* start Working data *

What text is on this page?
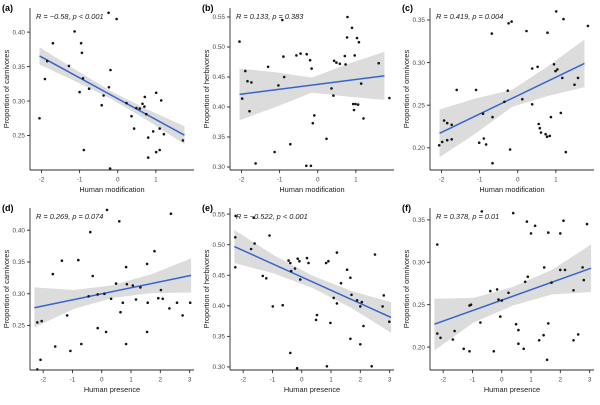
0.25
0.30
0.35
0.40
-2	-1	0	1
Human modification
Proportion of carnivores
R = −0.58, p < 0.001
(a)
0.30
0.35
0.40
0.45
0.50
0.55
-2	-1	0	1
Human modification
Proportion of herbivores
R = 0.133, p = 0.383
(b)
0.20
0.25
0.30
0.35
-2	-1	0	1
Human modification
Proportion of omnivores
R = 0.419, p = 0.004
(c)
0.25
0.30
0.35
0.40
-2	-1	0	1	2	3
Human presence
Proportion of carnivores
R = 0.269, p = 0.074
(d)
0.30
0.35
0.40
0.45
0.50
0.55
-2	-1	0	1	2	3
Human presence
Proportion of herbivores
R = −0.522, p < 0.001
(e)
0.20
0.25
0.30
0.35
-2	-1	0	1	2	3
Human presence
Proportion of omnivores
R = 0.378, p = 0.01
(f)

* end Working data *

_Exercise prompt_
Every entry should be returned exactly as written, minus the pictures.

_Answer_
What text is on this page?
0.25
0.30
0.35
0.40
-2	-1	0	1
Human modification
Proportion of carnivores
R = −0.58, p < 0.001
(a)
0.30
0.35
0.40
0.45
0.50
0.55
-2	-1	0	1
Human modification
Proportion of herbivores
R = 0.133, p = 0.383
(b)
0.20
0.25
0.30
0.35
-2	-1	0	1
Human modification
Proportion of omnivores
R = 0.419, p = 0.004
(c)
0.25
0.30
0.35
0.40
-2	-1	0	1	2	3
Human presence
Proportion of carnivores
R = 0.269, p = 0.074
(d)
0.30
0.35
0.40
0.45
0.50
0.55
-2	-1	0	1	2	3
Human presence
Proportion of herbivores
R = −0.522, p < 0.001
(e)
0.20
0.25
0.30
0.35
-2	-1	0	1	2	3
Human presence
Proportion of omnivores
R = 0.378, p = 0.01
(f)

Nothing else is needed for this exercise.